● **TASK REQUIREMENTS**
Please give the data below again in full, exactly as it stands.

---- STORED ROWS

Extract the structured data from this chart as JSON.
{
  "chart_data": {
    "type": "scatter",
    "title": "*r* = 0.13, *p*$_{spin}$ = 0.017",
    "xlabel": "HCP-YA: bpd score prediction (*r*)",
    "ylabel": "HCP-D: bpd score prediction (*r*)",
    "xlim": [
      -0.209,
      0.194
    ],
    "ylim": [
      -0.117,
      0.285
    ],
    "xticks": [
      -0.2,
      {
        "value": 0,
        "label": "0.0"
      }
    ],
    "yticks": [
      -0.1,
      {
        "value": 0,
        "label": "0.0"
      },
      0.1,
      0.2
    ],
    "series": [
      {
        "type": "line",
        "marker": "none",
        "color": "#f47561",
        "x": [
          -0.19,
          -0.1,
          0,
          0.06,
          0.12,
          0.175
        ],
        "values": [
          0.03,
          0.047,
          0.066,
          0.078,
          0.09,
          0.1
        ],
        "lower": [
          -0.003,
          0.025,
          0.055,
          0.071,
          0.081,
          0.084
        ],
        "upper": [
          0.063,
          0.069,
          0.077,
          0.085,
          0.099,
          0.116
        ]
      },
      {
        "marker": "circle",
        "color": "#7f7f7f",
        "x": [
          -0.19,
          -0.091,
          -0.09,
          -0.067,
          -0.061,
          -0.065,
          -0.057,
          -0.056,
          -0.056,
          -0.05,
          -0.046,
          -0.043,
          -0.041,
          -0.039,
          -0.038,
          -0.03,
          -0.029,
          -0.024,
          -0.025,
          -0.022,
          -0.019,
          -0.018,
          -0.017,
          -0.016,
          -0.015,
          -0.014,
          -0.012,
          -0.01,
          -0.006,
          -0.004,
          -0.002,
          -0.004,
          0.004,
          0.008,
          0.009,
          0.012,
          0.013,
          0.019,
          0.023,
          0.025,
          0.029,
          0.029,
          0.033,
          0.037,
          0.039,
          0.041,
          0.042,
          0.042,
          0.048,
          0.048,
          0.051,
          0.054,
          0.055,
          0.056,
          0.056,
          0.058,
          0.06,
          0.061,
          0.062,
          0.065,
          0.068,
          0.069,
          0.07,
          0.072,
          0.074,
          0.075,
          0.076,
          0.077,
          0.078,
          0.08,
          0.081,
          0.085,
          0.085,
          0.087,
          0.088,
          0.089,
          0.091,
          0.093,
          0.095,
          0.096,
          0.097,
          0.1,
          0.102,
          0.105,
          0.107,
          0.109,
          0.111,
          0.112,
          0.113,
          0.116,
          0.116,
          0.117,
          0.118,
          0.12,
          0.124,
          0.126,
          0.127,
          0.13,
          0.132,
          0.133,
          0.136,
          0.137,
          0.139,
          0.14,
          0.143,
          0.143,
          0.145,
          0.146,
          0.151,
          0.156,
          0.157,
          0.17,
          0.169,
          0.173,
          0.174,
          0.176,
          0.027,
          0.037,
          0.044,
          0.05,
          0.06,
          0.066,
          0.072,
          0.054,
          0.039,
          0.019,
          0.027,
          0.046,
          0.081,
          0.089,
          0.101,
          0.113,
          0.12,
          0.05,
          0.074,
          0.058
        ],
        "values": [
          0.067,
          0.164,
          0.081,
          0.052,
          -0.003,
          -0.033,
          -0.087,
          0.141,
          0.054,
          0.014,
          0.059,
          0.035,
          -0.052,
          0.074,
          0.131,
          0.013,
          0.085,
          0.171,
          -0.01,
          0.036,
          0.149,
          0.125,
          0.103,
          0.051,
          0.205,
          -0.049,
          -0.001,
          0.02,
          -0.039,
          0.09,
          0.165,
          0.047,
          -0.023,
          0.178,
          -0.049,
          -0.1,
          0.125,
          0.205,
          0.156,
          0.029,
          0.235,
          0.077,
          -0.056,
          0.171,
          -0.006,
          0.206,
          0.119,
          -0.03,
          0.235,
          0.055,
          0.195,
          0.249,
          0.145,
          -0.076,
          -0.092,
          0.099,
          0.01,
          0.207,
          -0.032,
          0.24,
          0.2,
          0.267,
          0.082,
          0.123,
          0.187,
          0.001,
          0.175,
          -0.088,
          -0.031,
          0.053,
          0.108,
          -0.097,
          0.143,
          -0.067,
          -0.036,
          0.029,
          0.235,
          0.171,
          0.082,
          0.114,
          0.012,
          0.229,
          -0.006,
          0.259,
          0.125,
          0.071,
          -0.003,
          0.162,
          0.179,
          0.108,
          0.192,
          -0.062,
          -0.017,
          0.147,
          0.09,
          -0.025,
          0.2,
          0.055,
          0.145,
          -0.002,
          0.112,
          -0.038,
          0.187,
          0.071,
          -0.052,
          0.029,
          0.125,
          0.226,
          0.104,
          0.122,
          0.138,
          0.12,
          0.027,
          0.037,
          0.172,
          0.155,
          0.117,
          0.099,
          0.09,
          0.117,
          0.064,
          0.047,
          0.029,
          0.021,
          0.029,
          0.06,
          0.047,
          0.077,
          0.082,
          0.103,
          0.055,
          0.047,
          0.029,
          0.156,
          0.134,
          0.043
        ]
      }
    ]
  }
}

--------

● **RESPONSE TO THIS TASK**
Extract the structured data from this chart as JSON.
{
  "chart_data": {
    "type": "scatter",
    "title": "*r* = 0.13, *p*$_{spin}$ = 0.017",
    "xlabel": "HCP-YA: bpd score prediction (*r*)",
    "ylabel": "HCP-D: bpd score prediction (*r*)",
    "xlim": [
      -0.209,
      0.194
    ],
    "ylim": [
      -0.117,
      0.285
    ],
    "xticks": [
      -0.2,
      {
        "value": 0,
        "label": "0.0"
      }
    ],
    "yticks": [
      -0.1,
      {
        "value": 0,
        "label": "0.0"
      },
      0.1,
      0.2
    ],
    "series": [
      {
        "type": "line",
        "marker": "none",
        "color": "#f47561",
        "x": [
          -0.19,
          -0.1,
          0,
          0.06,
          0.12,
          0.175
        ],
        "values": [
          0.03,
          0.047,
          0.066,
          0.078,
          0.09,
          0.1
        ],
        "lower": [
          -0.003,
          0.025,
          0.055,
          0.071,
          0.081,
          0.084
        ],
        "upper": [
          0.063,
          0.069,
          0.077,
          0.085,
          0.099,
          0.116
        ]
      },
      {
        "marker": "circle",
        "color": "#7f7f7f",
        "x": [
          -0.19,
          -0.091,
          -0.09,
          -0.067,
          -0.061,
          -0.065,
          -0.057,
          -0.056,
          -0.056,
          -0.05,
          -0.046,
          -0.043,
          -0.041,
          -0.039,
          -0.038,
          -0.03,
          -0.029,
          -0.024,
          -0.025,
          -0.022,
          -0.019,
          -0.018,
          -0.017,
          -0.016,
          -0.015,
          -0.014,
          -0.012,
          -0.01,
          -0.006,
          -0.004,
          -0.002,
          -0.004,
          0.004,
          0.008,
          0.009,
          0.012,
          0.013,
          0.019,
          0.023,
          0.025,
          0.029,
          0.029,
          0.033,
          0.037,
          0.039,
          0.041,
          0.042,
          0.042,
          0.048,
          0.048,
          0.051,
          0.054,
          0.055,
          0.056,
          0.056,
          0.058,
          0.06,
          0.061,
          0.062,
          0.065,
          0.068,
          0.069,
          0.07,
          0.072,
          0.074,
          0.075,
          0.076,
          0.077,
          0.078,
          0.08,
          0.081,
          0.085,
          0.085,
          0.087,
          0.088,
          0.089,
          0.091,
          0.093,
          0.095,
          0.096,
          0.097,
          0.1,
          0.102,
          0.105,
          0.107,
          0.109,
          0.111,
          0.112,
          0.113,
          0.116,
          0.116,
          0.117,
          0.118,
          0.12,
          0.124,
          0.126,
          0.127,
          0.13,
          0.132,
          0.133,
          0.136,
          0.137,
          0.139,
          0.14,
          0.143,
          0.143,
          0.145,
          0.146,
          0.151,
          0.156,
          0.157,
          0.17,
          0.169,
          0.173,
          0.174,
          0.176,
          0.027,
          0.037,
          0.044,
          0.05,
          0.06,
          0.066,
          0.072,
          0.054,
          0.039,
          0.019,
          0.027,
          0.046,
          0.081,
          0.089,
          0.101,
          0.113,
          0.12,
          0.05,
          0.074,
          0.058
        ],
        "values": [
          0.067,
          0.164,
          0.081,
          0.052,
          -0.003,
          -0.033,
          -0.087,
          0.141,
          0.054,
          0.014,
          0.059,
          0.035,
          -0.052,
          0.074,
          0.131,
          0.013,
          0.085,
          0.171,
          -0.01,
          0.036,
          0.149,
          0.125,
          0.103,
          0.051,
          0.205,
          -0.049,
          -0.001,
          0.02,
          -0.039,
          0.09,
          0.165,
          0.047,
          -0.023,
          0.178,
          -0.049,
          -0.1,
          0.125,
          0.205,
          0.156,
          0.029,
          0.235,
          0.077,
          -0.056,
          0.171,
          -0.006,
          0.206,
          0.119,
          -0.03,
          0.235,
          0.055,
          0.195,
          0.249,
          0.145,
          -0.076,
          -0.092,
          0.099,
          0.01,
          0.207,
          -0.032,
          0.24,
          0.2,
          0.267,
          0.082,
          0.123,
          0.187,
          0.001,
          0.175,
          -0.088,
          -0.031,
          0.053,
          0.108,
          -0.097,
          0.143,
          -0.067,
          -0.036,
          0.029,
          0.235,
          0.171,
          0.082,
          0.114,
          0.012,
          0.229,
          -0.006,
          0.259,
          0.125,
          0.071,
          -0.003,
          0.162,
          0.179,
          0.108,
          0.192,
          -0.062,
          -0.017,
          0.147,
          0.09,
          -0.025,
          0.2,
          0.055,
          0.145,
          -0.002,
          0.112,
          -0.038,
          0.187,
          0.071,
          -0.052,
          0.029,
          0.125,
          0.226,
          0.104,
          0.122,
          0.138,
          0.12,
          0.027,
          0.037,
          0.172,
          0.155,
          0.117,
          0.099,
          0.09,
          0.117,
          0.064,
          0.047,
          0.029,
          0.021,
          0.029,
          0.06,
          0.047,
          0.077,
          0.082,
          0.103,
          0.055,
          0.047,
          0.029,
          0.156,
          0.134,
          0.043
        ]
      }
    ]
  }
}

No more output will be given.